Given exercise: Your answer should be a single number: the count of lines holding the word "Investment".
%%
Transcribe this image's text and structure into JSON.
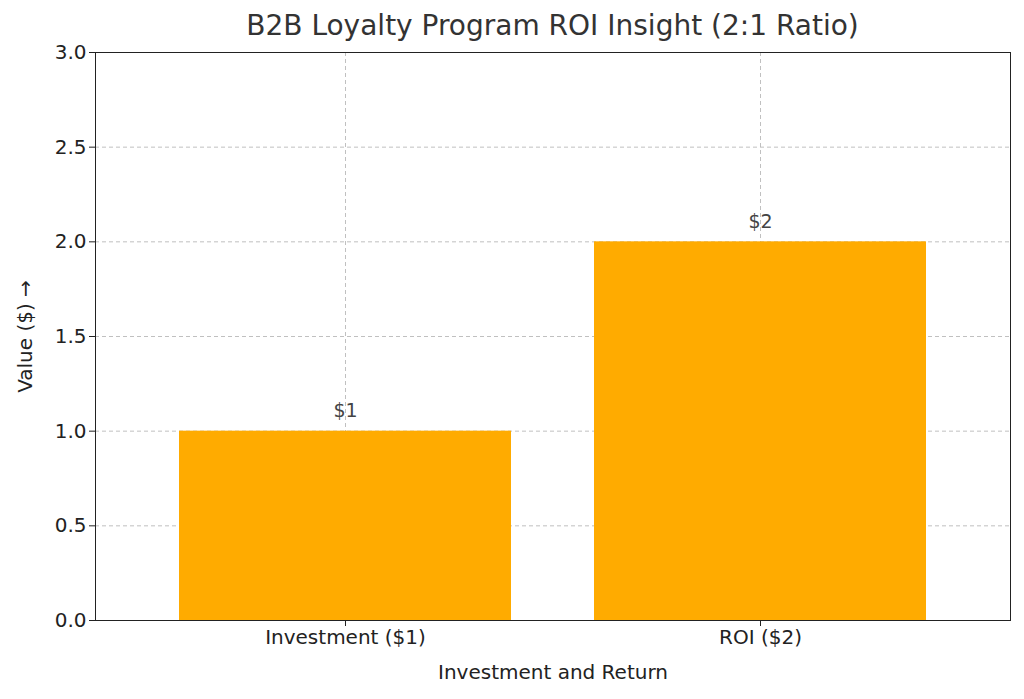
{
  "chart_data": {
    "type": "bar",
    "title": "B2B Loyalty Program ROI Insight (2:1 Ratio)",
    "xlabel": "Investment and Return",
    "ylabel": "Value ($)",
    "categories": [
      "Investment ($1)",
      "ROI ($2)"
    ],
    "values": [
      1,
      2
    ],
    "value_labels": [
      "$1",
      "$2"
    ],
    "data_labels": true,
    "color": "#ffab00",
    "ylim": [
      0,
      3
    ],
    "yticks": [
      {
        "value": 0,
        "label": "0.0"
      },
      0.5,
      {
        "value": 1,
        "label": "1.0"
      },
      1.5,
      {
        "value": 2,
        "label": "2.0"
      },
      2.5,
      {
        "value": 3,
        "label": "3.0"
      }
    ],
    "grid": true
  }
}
%%
Worked solution: 2